Exercise instructions
Find every line below that contains the word "from" and copy it out.

#### Source records ####

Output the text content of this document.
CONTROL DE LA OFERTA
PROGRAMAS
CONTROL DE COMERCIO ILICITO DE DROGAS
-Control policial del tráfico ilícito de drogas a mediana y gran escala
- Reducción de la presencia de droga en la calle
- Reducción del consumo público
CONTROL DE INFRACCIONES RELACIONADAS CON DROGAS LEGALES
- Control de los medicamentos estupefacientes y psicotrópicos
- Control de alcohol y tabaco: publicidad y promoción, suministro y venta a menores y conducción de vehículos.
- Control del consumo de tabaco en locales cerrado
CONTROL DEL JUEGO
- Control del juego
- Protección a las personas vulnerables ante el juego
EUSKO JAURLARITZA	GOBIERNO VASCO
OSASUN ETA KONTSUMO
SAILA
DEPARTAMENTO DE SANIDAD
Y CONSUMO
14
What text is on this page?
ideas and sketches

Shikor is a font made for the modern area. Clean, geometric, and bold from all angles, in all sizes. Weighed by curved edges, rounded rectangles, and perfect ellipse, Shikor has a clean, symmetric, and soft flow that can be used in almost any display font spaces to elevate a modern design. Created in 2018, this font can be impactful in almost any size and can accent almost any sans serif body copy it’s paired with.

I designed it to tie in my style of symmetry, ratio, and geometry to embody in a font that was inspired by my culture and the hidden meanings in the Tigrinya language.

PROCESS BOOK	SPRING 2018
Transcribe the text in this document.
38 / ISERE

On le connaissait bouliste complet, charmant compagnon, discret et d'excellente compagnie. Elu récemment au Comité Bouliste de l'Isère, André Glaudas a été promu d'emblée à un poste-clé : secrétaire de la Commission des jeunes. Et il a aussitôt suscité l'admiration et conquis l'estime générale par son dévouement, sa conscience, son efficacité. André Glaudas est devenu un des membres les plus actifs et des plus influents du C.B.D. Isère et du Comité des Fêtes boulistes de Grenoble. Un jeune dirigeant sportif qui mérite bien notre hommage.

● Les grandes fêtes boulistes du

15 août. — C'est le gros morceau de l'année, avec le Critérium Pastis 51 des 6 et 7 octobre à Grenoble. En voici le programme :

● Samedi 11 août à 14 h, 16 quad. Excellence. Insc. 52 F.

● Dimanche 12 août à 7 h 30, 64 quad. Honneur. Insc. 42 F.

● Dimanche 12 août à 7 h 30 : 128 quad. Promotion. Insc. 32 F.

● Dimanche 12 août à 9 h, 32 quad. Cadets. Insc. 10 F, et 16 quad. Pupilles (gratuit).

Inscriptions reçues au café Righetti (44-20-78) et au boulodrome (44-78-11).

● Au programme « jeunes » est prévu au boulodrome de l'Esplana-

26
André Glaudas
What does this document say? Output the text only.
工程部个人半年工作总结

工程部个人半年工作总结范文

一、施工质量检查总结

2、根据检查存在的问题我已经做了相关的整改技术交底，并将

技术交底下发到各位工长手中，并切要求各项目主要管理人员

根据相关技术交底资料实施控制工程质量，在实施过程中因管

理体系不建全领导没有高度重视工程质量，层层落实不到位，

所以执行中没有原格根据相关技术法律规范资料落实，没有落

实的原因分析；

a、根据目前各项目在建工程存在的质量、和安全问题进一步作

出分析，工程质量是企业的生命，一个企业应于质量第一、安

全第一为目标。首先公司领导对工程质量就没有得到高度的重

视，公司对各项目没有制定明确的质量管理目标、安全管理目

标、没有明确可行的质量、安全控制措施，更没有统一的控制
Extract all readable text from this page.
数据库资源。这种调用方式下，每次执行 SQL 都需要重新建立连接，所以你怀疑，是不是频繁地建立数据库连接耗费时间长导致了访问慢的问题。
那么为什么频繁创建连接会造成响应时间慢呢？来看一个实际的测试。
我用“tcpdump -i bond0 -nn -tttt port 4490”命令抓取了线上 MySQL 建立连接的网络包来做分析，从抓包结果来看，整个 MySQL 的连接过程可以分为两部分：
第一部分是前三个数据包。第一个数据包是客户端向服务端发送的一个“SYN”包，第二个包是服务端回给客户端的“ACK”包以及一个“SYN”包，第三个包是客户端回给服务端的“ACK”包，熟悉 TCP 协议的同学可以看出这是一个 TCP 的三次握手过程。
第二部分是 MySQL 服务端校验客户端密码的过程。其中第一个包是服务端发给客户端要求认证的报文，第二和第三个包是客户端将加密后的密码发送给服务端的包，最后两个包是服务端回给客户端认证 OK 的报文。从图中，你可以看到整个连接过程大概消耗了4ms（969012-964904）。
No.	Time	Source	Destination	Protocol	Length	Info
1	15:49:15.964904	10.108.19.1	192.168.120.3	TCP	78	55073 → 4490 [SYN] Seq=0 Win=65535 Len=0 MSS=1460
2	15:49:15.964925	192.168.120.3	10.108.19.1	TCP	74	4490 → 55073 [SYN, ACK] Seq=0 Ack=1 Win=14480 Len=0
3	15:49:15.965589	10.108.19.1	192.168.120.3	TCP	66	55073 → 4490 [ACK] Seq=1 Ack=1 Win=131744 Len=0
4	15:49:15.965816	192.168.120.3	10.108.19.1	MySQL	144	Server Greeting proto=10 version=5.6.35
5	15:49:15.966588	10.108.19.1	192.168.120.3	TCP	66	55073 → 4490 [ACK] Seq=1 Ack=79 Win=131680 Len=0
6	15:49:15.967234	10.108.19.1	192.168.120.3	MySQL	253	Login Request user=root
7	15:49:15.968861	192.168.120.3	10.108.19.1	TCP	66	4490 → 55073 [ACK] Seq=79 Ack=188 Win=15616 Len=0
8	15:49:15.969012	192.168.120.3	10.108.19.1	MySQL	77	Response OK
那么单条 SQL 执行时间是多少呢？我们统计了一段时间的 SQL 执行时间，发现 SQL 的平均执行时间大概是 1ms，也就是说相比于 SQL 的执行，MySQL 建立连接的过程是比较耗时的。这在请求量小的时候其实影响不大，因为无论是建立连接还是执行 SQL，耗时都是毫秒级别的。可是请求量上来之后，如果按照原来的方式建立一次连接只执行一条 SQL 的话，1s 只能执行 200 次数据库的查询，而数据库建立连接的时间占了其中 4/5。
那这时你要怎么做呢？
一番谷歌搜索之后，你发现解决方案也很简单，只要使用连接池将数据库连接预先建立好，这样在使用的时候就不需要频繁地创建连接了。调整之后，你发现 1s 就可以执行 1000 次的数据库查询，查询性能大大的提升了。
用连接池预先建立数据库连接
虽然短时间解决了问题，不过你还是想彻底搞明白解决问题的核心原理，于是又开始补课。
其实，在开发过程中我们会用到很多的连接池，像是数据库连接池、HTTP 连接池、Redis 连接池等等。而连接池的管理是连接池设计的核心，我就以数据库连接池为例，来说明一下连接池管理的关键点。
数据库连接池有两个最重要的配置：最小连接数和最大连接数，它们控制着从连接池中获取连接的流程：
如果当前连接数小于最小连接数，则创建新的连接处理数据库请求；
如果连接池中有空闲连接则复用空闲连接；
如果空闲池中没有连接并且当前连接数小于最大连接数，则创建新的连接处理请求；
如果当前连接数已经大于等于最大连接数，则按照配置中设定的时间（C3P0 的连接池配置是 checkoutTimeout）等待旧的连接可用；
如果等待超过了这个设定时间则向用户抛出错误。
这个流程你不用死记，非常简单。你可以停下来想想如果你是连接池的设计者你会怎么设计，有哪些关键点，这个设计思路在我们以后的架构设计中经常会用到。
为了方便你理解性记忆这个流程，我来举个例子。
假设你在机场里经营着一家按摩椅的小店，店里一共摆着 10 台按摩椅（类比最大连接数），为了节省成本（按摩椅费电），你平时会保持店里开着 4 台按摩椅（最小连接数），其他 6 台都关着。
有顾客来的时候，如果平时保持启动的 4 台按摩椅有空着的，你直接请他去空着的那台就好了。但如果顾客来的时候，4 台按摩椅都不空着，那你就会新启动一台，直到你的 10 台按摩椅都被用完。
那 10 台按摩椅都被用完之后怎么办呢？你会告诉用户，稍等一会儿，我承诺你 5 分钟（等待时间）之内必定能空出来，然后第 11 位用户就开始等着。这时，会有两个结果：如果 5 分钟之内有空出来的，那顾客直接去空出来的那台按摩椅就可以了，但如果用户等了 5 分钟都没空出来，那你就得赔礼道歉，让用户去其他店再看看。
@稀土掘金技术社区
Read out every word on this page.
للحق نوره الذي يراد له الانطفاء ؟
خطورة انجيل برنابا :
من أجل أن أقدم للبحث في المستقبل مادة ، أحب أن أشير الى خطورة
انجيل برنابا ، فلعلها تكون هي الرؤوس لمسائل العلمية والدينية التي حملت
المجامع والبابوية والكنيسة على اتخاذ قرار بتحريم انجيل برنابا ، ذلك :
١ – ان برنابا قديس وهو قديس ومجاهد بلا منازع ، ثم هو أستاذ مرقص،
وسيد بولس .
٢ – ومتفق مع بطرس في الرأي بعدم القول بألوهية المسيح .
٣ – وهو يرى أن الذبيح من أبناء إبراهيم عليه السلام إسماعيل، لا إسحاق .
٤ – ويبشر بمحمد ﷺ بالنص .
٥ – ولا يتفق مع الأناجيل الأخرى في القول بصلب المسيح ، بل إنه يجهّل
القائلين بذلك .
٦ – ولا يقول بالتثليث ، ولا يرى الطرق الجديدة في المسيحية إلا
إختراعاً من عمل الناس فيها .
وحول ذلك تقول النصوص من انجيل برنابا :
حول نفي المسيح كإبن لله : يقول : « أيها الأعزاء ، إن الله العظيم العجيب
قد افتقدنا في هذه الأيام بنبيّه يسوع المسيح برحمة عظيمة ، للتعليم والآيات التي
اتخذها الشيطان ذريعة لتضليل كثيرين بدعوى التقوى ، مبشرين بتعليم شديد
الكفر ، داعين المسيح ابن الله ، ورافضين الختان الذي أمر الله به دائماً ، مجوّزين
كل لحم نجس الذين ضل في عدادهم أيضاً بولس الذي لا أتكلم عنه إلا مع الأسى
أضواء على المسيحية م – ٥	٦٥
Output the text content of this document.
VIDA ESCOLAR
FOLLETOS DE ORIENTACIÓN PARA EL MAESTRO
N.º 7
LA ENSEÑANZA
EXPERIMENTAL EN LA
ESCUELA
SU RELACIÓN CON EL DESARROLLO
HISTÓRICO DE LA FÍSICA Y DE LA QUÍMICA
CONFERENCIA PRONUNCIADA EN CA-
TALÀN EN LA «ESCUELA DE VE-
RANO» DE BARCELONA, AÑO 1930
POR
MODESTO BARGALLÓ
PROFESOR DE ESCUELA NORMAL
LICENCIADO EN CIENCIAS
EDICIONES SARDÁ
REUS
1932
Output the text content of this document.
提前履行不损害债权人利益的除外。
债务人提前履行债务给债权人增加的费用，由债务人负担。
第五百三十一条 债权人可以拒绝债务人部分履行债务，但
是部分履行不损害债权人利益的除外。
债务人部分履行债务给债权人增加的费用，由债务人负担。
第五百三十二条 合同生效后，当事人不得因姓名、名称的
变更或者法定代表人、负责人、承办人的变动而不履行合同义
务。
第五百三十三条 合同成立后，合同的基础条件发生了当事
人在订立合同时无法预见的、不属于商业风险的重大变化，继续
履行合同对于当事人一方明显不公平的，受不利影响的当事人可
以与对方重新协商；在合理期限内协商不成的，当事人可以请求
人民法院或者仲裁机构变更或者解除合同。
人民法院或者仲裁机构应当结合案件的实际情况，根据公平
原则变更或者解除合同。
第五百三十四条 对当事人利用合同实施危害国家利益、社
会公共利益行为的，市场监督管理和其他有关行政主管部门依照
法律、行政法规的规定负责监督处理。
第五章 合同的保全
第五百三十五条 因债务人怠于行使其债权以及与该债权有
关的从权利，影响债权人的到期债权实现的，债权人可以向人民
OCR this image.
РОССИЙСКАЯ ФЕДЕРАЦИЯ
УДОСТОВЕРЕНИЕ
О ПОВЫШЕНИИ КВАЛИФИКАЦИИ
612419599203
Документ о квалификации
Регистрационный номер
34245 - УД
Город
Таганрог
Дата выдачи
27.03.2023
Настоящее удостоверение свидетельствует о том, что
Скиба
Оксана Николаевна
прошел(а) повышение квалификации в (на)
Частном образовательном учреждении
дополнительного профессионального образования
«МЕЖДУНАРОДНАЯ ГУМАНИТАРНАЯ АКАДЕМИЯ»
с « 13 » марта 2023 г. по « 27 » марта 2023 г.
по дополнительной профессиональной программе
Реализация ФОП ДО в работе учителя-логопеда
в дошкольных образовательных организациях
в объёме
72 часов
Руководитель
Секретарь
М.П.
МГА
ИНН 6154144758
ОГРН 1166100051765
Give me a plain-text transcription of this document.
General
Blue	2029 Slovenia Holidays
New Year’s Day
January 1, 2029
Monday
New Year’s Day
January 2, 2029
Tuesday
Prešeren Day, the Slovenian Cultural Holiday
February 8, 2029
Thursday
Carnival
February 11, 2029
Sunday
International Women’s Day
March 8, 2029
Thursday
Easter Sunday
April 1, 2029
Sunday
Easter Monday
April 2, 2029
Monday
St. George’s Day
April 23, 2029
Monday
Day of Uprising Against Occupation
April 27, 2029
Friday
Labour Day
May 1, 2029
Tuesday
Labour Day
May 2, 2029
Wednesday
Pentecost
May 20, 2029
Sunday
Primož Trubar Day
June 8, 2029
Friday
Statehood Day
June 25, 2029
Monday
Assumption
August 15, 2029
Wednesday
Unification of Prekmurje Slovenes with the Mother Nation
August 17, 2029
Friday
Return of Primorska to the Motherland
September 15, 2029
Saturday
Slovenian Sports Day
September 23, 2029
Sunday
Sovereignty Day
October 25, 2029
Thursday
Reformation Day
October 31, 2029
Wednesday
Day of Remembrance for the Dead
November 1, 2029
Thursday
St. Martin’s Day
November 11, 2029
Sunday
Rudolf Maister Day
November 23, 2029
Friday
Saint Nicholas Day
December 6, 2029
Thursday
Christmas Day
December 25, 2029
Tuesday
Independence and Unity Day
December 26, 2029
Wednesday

####

Finished task
Shikor is a font made for the modern area. Clean, geometric, and bold from all angles, in all sizes. Weighed by curved edges, rounded rectangles, and perfect ellipse, Shikor has a clean, symmetric, and soft flow that can be used in almost any display font spaces to elevate a modern design. Created in 2018, this font can be impactful in almost any size and can accent almost any sans serif body copy it’s paired with.
Extract all readable text from this page.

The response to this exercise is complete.